- Work to be completed -
Scan the data. Collect each line that contains the word "about".

(Collection entries)
<<<<
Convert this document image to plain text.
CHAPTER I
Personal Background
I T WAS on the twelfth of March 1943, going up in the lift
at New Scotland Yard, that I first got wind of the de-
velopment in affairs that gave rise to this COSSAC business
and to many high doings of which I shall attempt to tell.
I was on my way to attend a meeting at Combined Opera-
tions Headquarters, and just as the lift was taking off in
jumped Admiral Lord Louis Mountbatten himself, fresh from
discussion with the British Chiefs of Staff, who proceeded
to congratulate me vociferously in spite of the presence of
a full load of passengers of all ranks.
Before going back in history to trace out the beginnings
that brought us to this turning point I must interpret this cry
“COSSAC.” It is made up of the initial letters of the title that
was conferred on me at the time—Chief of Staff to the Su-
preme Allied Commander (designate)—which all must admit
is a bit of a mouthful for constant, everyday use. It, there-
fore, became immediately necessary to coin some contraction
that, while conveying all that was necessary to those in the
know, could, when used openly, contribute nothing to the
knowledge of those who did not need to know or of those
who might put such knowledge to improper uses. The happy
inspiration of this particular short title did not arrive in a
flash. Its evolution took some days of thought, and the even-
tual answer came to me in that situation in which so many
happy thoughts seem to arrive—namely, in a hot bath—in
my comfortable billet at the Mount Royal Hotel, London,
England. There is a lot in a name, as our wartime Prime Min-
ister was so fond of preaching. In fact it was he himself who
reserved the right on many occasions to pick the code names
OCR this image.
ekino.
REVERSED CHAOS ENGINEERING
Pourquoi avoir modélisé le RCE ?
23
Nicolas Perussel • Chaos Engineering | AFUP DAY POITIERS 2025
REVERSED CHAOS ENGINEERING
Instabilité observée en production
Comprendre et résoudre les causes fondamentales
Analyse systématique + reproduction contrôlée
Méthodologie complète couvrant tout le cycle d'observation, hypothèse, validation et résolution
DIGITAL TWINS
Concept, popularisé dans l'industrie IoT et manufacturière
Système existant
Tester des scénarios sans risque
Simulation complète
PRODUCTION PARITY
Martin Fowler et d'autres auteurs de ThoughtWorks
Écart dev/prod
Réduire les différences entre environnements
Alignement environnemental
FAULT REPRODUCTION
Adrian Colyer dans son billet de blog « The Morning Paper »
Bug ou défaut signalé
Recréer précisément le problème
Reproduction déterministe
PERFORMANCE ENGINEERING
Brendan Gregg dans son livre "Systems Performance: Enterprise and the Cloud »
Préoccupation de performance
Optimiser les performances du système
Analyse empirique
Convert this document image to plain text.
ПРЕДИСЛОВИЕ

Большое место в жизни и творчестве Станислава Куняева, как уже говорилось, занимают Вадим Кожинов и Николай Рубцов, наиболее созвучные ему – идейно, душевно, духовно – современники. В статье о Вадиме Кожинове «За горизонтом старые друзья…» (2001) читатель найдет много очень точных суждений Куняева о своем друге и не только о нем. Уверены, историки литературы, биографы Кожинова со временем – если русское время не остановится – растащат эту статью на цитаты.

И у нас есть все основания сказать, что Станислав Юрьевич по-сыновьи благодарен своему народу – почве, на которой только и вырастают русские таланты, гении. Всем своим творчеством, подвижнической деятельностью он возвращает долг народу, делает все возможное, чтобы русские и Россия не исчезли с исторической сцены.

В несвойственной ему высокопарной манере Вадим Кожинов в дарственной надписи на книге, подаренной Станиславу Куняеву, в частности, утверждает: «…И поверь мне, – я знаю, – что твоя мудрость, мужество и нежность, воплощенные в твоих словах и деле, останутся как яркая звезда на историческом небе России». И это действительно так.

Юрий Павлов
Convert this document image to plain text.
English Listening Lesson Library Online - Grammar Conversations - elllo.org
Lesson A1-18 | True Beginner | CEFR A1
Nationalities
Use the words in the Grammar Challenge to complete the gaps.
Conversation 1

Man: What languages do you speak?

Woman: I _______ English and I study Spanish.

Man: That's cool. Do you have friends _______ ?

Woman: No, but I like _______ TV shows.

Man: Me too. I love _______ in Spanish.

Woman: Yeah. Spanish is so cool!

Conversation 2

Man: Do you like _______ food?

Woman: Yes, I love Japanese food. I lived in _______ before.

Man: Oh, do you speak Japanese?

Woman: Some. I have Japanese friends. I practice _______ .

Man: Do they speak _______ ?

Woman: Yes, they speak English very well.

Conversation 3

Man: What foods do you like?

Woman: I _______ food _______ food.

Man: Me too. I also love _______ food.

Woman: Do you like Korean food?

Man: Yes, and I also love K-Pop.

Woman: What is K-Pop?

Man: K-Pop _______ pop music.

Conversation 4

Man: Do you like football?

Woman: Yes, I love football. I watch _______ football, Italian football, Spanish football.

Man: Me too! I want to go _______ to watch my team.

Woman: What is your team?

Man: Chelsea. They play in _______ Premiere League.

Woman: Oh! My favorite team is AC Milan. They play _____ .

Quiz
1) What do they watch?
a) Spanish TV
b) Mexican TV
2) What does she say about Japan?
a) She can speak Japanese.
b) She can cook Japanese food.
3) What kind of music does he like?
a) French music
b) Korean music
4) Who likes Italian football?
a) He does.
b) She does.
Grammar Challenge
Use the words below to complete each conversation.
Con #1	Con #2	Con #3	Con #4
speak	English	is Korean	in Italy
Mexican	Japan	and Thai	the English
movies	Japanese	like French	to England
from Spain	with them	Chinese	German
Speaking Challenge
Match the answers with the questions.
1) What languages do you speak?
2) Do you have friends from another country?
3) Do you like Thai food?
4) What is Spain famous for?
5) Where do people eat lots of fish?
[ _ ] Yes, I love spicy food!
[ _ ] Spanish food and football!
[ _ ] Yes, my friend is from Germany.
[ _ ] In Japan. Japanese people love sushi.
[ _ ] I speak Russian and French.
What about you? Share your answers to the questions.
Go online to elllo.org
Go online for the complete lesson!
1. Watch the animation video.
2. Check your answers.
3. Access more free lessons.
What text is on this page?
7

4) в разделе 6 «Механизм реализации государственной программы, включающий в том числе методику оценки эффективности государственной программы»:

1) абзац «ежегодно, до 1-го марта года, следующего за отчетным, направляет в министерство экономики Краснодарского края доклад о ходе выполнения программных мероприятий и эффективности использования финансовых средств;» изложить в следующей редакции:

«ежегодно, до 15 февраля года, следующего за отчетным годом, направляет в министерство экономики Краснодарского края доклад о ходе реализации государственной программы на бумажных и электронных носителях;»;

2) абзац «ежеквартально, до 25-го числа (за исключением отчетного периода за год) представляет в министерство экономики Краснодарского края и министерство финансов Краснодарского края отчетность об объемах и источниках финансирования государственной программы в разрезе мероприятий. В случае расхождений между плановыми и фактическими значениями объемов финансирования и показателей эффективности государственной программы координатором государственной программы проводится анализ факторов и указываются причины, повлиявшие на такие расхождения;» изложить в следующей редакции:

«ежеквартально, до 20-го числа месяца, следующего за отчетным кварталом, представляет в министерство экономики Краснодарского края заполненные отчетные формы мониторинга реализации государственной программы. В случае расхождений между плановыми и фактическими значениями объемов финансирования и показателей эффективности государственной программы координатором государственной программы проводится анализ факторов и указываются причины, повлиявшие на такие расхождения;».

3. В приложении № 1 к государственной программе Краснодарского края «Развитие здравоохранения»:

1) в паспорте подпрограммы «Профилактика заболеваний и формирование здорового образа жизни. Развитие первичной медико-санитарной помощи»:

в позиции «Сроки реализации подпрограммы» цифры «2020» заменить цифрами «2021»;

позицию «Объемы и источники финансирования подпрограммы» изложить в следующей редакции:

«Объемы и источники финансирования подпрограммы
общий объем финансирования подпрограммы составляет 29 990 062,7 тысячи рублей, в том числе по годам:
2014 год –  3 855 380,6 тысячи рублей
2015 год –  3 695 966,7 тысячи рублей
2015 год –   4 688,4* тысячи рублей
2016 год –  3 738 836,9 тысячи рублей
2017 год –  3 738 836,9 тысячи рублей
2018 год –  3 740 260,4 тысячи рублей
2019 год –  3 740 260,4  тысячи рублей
>>>>
- Expected answer -
2) What does she say about Japan?
What about you? Share your answers to the questions.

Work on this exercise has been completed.